Data ::

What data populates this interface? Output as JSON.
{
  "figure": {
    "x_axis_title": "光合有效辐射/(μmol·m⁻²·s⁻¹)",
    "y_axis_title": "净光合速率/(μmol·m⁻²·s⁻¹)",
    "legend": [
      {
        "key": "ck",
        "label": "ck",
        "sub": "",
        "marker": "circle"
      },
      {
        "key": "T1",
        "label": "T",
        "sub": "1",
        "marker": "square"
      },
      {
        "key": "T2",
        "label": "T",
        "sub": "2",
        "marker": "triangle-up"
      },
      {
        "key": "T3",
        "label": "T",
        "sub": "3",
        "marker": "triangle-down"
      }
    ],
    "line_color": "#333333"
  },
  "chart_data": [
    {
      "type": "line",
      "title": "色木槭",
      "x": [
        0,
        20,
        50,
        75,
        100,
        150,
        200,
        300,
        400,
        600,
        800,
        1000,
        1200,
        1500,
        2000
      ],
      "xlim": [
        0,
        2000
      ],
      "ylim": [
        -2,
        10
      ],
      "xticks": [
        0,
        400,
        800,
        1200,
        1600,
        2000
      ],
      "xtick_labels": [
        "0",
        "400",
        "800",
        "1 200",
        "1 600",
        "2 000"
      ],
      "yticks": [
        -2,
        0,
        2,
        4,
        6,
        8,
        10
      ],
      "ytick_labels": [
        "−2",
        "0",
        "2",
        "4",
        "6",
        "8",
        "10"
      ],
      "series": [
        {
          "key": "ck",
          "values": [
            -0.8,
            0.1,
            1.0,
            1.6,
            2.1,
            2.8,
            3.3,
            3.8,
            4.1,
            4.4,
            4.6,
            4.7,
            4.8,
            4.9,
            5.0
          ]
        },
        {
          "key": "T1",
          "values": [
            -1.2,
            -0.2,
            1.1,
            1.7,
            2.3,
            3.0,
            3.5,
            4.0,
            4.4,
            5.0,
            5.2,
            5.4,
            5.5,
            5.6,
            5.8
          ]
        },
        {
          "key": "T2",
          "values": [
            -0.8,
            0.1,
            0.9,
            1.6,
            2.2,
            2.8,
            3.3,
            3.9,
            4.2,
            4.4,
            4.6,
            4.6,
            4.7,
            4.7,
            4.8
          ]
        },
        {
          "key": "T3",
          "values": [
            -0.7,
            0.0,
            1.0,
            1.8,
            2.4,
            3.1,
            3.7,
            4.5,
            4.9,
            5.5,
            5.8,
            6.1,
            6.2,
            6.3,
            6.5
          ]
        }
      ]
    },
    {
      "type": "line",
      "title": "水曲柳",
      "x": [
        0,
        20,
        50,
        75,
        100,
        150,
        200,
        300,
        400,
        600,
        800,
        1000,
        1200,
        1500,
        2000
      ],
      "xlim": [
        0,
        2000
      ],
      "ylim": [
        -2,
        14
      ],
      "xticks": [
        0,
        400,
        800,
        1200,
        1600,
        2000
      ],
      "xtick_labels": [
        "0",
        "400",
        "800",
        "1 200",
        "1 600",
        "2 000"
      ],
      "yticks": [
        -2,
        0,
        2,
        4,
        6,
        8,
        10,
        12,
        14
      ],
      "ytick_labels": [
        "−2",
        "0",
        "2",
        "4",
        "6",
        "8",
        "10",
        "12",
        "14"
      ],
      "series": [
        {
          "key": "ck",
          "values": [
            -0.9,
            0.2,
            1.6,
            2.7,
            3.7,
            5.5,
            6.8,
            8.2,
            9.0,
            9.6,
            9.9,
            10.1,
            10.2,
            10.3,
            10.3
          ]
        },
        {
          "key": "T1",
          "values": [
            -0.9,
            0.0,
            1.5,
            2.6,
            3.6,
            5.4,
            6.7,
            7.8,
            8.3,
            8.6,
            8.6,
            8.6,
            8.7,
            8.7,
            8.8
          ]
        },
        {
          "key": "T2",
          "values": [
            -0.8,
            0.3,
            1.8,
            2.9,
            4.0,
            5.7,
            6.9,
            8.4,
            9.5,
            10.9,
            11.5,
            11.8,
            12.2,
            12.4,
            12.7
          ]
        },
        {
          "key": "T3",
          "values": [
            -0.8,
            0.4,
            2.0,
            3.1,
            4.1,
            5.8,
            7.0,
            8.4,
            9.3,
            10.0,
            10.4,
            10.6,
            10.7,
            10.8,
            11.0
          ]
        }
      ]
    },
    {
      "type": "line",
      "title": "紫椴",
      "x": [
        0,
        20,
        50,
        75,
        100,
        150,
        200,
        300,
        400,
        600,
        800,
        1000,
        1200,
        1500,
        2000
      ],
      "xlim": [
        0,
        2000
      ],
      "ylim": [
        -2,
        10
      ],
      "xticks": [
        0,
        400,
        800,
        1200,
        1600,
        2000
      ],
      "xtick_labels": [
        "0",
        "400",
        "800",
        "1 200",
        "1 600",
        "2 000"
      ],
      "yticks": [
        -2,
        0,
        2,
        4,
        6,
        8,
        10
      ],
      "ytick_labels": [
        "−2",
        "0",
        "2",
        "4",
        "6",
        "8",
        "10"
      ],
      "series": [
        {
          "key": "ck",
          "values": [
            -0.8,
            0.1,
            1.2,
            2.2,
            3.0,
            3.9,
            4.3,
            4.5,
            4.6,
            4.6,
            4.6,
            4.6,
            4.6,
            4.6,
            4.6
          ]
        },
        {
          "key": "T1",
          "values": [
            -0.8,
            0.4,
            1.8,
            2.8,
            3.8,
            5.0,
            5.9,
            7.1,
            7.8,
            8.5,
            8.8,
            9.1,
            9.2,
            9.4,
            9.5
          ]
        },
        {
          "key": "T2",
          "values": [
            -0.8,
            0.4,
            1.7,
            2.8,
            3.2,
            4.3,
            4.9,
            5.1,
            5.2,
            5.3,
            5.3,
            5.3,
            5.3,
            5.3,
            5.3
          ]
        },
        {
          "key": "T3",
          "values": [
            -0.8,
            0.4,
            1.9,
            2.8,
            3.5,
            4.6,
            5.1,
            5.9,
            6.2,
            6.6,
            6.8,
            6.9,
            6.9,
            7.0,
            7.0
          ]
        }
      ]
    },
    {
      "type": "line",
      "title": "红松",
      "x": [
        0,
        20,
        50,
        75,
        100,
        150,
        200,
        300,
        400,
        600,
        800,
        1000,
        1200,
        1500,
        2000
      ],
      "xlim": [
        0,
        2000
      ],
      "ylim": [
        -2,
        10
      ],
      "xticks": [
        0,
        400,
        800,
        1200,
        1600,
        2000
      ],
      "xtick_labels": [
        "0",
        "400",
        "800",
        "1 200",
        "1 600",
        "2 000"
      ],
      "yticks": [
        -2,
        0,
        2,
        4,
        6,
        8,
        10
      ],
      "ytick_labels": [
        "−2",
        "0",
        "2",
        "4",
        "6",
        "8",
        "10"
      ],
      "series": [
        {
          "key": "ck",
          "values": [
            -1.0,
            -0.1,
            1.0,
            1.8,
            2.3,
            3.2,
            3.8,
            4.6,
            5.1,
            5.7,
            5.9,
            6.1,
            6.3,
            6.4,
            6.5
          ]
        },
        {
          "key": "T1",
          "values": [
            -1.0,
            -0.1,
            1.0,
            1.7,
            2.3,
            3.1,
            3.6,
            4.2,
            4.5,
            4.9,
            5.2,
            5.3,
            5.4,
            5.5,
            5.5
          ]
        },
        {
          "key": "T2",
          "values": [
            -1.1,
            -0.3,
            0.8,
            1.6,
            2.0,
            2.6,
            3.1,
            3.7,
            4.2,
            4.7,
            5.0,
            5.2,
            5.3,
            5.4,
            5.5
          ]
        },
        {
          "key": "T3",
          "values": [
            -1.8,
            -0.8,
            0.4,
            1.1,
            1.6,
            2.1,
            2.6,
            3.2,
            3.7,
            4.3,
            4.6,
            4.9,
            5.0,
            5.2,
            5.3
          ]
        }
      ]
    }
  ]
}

Exercise requirements :: Scan the records above for the string "marker", then report every line that contains it.

Answer to this problem ::
        "marker": "circle"
        "marker": "square"
        "marker": "triangle-up"
        "marker": "triangle-down"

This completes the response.